▶ [Short task]:
Repeat every entry word for word, skipping the pictures.

Collected data entries

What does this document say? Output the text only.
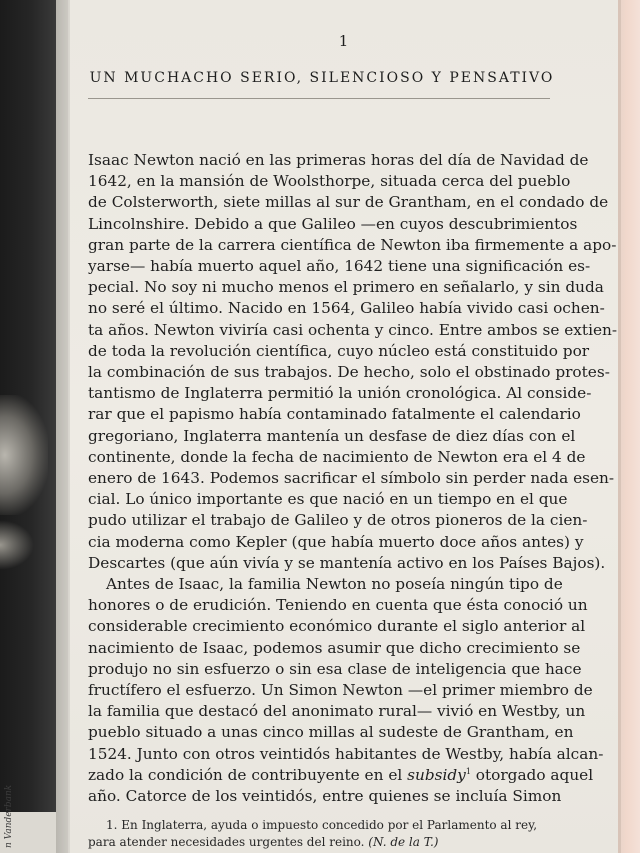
n Vanderbank
1
UN MUCHACHO SERIO, SILENCIOSO Y PENSATIVO
Isaac Newton nació en las primeras horas del día de Navidad de
1642, en la mansión de Woolsthorpe, situada cerca del pueblo
de Colsterworth, siete millas al sur de Grantham, en el condado de
Lincolnshire. Debido a que Galileo —en cuyos descubrimientos
gran parte de la carrera científica de Newton iba firmemente a apo-
yarse— había muerto aquel año, 1642 tiene una significación es-
pecial. No soy ni mucho menos el primero en señalarlo, y sin duda
no seré el último. Nacido en 1564, Galileo había vivido casi ochen-
ta años. Newton viviría casi ochenta y cinco. Entre ambos se extien-
de toda la revolución científica, cuyo núcleo está constituido por
la combinación de sus trabajos. De hecho, solo el obstinado protes-
tantismo de Inglaterra permitió la unión cronológica. Al conside-
rar que el papismo había contaminado fatalmente el calendario
gregoriano, Inglaterra mantenía un desfase de diez días con el
continente, donde la fecha de nacimiento de Newton era el 4 de
enero de 1643. Podemos sacrificar el símbolo sin perder nada esen-
cial. Lo único importante es que nació en un tiempo en el que
pudo utilizar el trabajo de Galileo y de otros pioneros de la cien-
cia moderna como Kepler (que había muerto doce años antes) y
Descartes (que aún vivía y se mantenía activo en los Países Bajos).
Antes de Isaac, la familia Newton no poseía ningún tipo de
honores o de erudición. Teniendo en cuenta que ésta conoció un
considerable crecimiento económico durante el siglo anterior al
nacimiento de Isaac, podemos asumir que dicho crecimiento se
produjo no sin esfuerzo o sin esa clase de inteligencia que hace
fructífero el esfuerzo. Un Simon Newton —el primer miembro de
la familia que destacó del anonimato rural— vivió en Westby, un
pueblo situado a unas cinco millas al sudeste de Grantham, en
1524. Junto con otros veintidós habitantes de Westby, había alcan-
zado la condición de contribuyente en el subsidy$^1$ otorgado aquel
año. Catorce de los veintidós, entre quienes se incluía Simon
1. En Inglaterra, ayuda o impuesto concedido por el Parlamento al rey,
para atender necesidades urgentes del reino. (N. de la T.)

▶ [Solution below]:
What does this document say? Output the text only.
n Vanderbank
1
UN MUCHACHO SERIO, SILENCIOSO Y PENSATIVO
Isaac Newton nació en las primeras horas del día de Navidad de
1642, en la mansión de Woolsthorpe, situada cerca del pueblo
de Colsterworth, siete millas al sur de Grantham, en el condado de
Lincolnshire. Debido a que Galileo —en cuyos descubrimientos
gran parte de la carrera científica de Newton iba firmemente a apo-
yarse— había muerto aquel año, 1642 tiene una significación es-
pecial. No soy ni mucho menos el primero en señalarlo, y sin duda
no seré el último. Nacido en 1564, Galileo había vivido casi ochen-
ta años. Newton viviría casi ochenta y cinco. Entre ambos se extien-
de toda la revolución científica, cuyo núcleo está constituido por
la combinación de sus trabajos. De hecho, solo el obstinado protes-
tantismo de Inglaterra permitió la unión cronológica. Al conside-
rar que el papismo había contaminado fatalmente el calendario
gregoriano, Inglaterra mantenía un desfase de diez días con el
continente, donde la fecha de nacimiento de Newton era el 4 de
enero de 1643. Podemos sacrificar el símbolo sin perder nada esen-
cial. Lo único importante es que nació en un tiempo en el que
pudo utilizar el trabajo de Galileo y de otros pioneros de la cien-
cia moderna como Kepler (que había muerto doce años antes) y
Descartes (que aún vivía y se mantenía activo en los Países Bajos).
Antes de Isaac, la familia Newton no poseía ningún tipo de
honores o de erudición. Teniendo en cuenta que ésta conoció un
considerable crecimiento económico durante el siglo anterior al
nacimiento de Isaac, podemos asumir que dicho crecimiento se
produjo no sin esfuerzo o sin esa clase de inteligencia que hace
fructífero el esfuerzo. Un Simon Newton —el primer miembro de
la familia que destacó del anonimato rural— vivió en Westby, un
pueblo situado a unas cinco millas al sudeste de Grantham, en
1524. Junto con otros veintidós habitantes de Westby, había alcan-
zado la condición de contribuyente en el subsidy$^1$ otorgado aquel
año. Catorce de los veintidós, entre quienes se incluía Simon
1. En Inglaterra, ayuda o impuesto concedido por el Parlamento al rey,
para atender necesidades urgentes del reino. (N. de la T.)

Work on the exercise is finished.